=== PROBLEM TO SOLVE ===
Every line holding the string "JSON" should be gathered.

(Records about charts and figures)
##########
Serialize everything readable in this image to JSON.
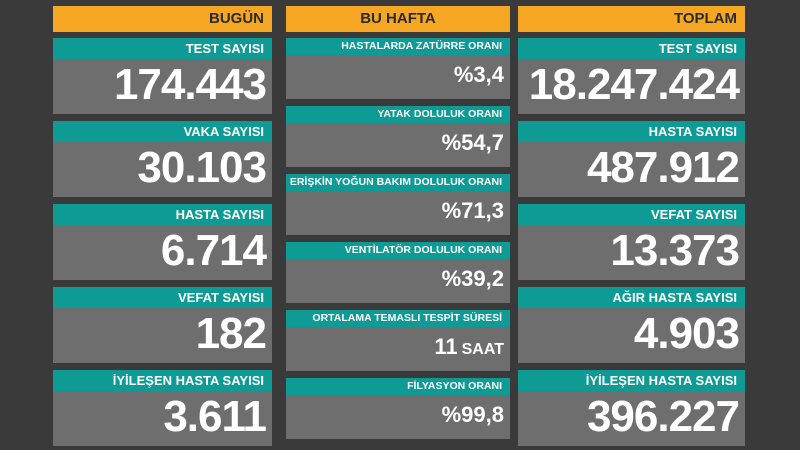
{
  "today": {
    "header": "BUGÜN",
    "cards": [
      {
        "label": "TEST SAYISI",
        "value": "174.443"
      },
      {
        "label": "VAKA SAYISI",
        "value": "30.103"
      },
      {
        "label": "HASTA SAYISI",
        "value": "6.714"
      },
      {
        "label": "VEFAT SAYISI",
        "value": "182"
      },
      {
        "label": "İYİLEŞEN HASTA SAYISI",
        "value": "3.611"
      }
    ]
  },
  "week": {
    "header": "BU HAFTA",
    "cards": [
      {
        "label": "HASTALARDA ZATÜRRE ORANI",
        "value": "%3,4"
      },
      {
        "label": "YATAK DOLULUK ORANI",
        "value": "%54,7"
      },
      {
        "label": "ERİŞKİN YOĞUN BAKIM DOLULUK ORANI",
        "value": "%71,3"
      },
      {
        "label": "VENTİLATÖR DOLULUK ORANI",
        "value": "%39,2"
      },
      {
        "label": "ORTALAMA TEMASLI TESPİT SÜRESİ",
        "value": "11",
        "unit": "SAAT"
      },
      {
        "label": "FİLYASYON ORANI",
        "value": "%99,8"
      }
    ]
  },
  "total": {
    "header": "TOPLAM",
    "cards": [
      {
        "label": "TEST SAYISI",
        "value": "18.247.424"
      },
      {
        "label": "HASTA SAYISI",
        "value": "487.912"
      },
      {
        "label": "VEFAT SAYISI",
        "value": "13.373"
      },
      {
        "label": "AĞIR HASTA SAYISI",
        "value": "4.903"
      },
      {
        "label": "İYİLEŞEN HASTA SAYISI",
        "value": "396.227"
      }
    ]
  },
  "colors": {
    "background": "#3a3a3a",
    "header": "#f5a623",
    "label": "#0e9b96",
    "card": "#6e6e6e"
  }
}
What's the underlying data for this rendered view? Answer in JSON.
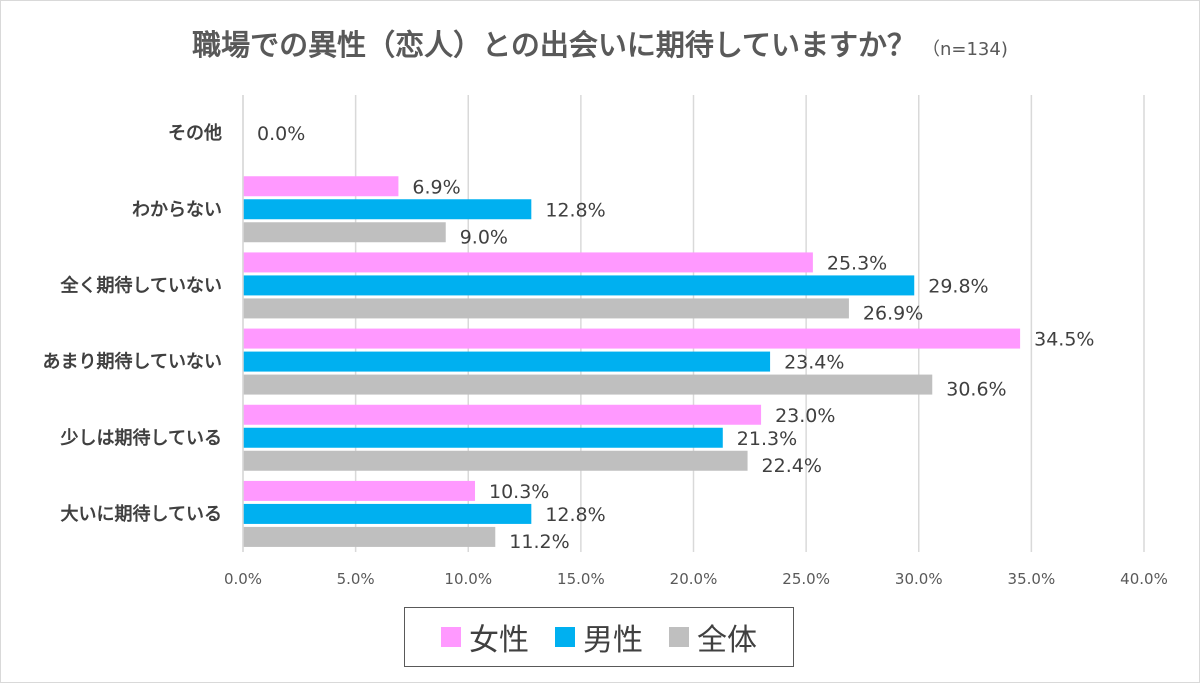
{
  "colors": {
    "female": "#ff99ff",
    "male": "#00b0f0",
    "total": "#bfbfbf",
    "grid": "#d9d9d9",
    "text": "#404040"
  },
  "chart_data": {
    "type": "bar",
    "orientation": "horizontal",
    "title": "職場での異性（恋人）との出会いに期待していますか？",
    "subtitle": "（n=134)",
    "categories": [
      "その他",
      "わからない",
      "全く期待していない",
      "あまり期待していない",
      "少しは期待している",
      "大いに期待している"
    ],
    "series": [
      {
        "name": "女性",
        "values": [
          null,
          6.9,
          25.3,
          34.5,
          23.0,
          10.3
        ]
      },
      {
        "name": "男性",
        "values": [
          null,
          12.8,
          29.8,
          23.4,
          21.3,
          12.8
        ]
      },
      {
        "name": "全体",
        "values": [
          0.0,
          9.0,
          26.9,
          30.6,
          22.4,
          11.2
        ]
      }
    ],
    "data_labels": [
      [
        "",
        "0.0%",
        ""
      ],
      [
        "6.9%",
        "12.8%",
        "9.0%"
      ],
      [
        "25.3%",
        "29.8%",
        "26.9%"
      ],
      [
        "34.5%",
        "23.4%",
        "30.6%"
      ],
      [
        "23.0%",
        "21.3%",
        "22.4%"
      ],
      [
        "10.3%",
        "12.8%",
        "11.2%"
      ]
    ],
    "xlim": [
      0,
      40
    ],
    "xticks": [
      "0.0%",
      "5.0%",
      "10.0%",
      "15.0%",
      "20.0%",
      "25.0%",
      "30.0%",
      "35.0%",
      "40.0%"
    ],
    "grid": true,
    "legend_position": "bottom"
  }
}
##########
=== RESPONSE ===
Serialize everything readable in this image to JSON.
What's the underlying data for this rendered view? Answer in JSON.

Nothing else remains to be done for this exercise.